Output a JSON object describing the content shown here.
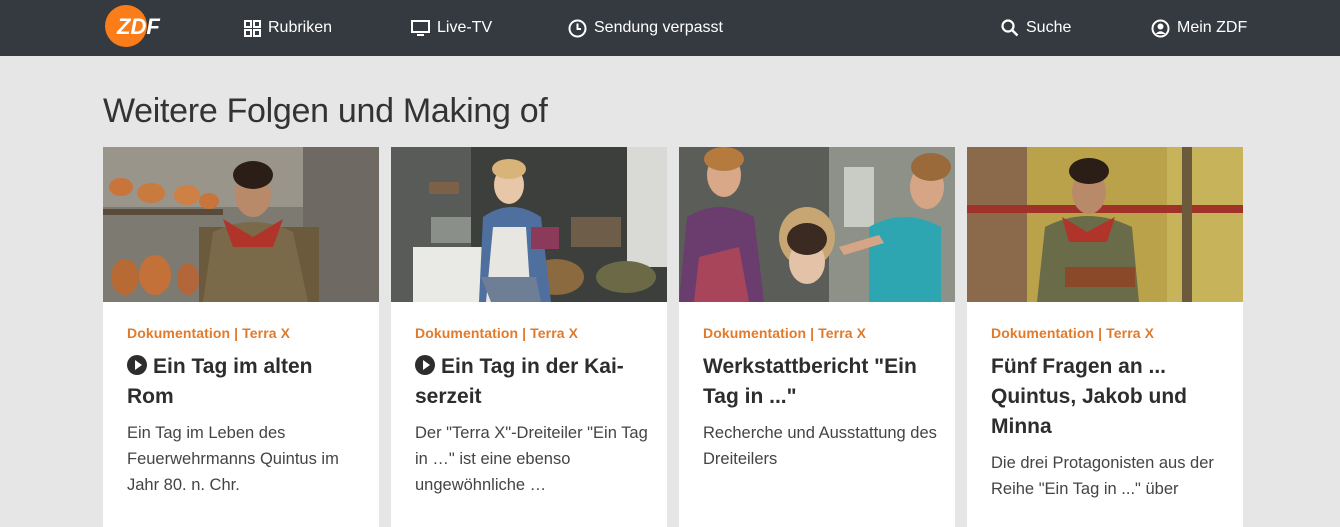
{
  "header": {
    "logo_text": "ZDF",
    "nav": {
      "rubriken": "Rubriken",
      "live_tv": "Live-TV",
      "sendung_verpasst": "Sendung verpasst",
      "suche": "Suche",
      "mein_zdf": "Mein ZDF"
    }
  },
  "section": {
    "title": "Weitere Folgen und Making of"
  },
  "cards": [
    {
      "category": "Dokumentation | Terra X",
      "title_line1": "Ein Tag im alten",
      "title_line2": "Rom",
      "title_line3": "",
      "has_play": true,
      "description": "Ein Tag im Leben des Feuerwehrmanns Quintus im Jahr 80. n. Chr."
    },
    {
      "category": "Dokumentation | Terra X",
      "title_line1": "Ein Tag in der Kai-",
      "title_line2": "serzeit",
      "title_line3": "",
      "has_play": true,
      "description": "Der \"Terra X\"-Dreiteiler \"Ein Tag in …\" ist eine ebenso ungewöhnliche …"
    },
    {
      "category": "Dokumentation | Terra X",
      "title_line1": "Werkstattbericht \"Ein",
      "title_line2": "Tag in ...\"",
      "title_line3": "",
      "has_play": false,
      "description": "Recherche und Ausstattung des Dreiteilers"
    },
    {
      "category": "Dokumentation | Terra X",
      "title_line1": "Fünf Fragen an ...",
      "title_line2": "Quintus, Jakob und",
      "title_line3": "Minna",
      "has_play": false,
      "description": "Die drei Protagonisten aus der Reihe \"Ein Tag in ...\" über"
    }
  ],
  "colors": {
    "header_bg": "#353a40",
    "accent_orange": "#fa7d19",
    "category_orange": "#e27a2b",
    "page_bg": "#e6e6e6"
  },
  "icons": {
    "rubriken": "grid-icon",
    "live_tv": "monitor-icon",
    "sendung_verpasst": "clock-icon",
    "suche": "search-icon",
    "mein_zdf": "user-circle-icon",
    "play": "play-circle-icon"
  }
}
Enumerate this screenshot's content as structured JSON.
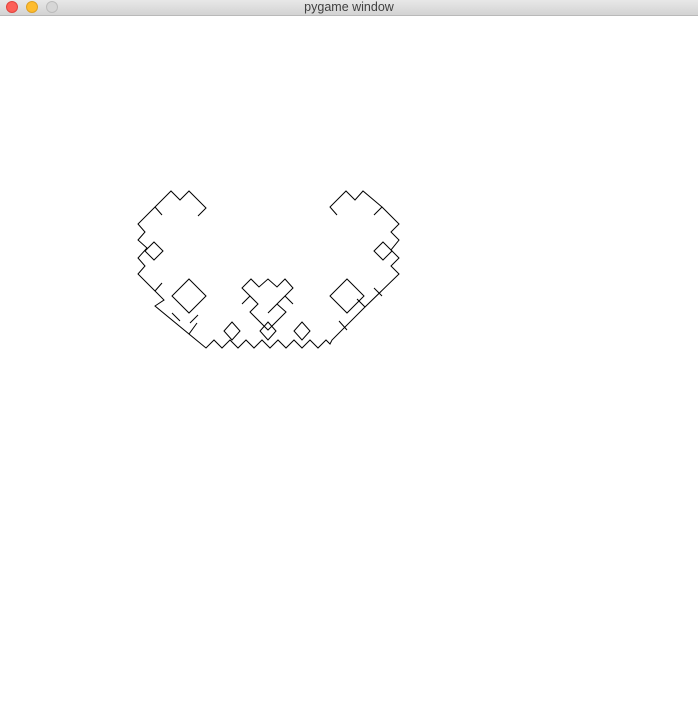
{
  "window": {
    "title": "pygame window",
    "buttons": {
      "close": "close-button",
      "minimize": "minimize-button",
      "maximize": "maximize-button"
    },
    "colors": {
      "close": "#fd5f57",
      "minimize": "#febc2e",
      "maximize": "#d6d6d6"
    }
  },
  "canvas": {
    "background": "#ffffff",
    "stroke_color": "#000000",
    "drawing": "fractal-curve"
  }
}
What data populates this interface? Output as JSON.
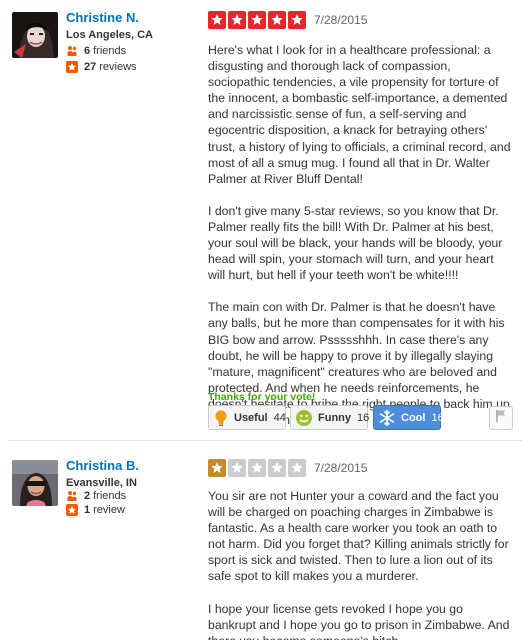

-- -- --

SET PROBLEM
Of the lines in the material, how many contain the word "this"? Reply with the number and nothing else.

THE COMPLETED TASK
2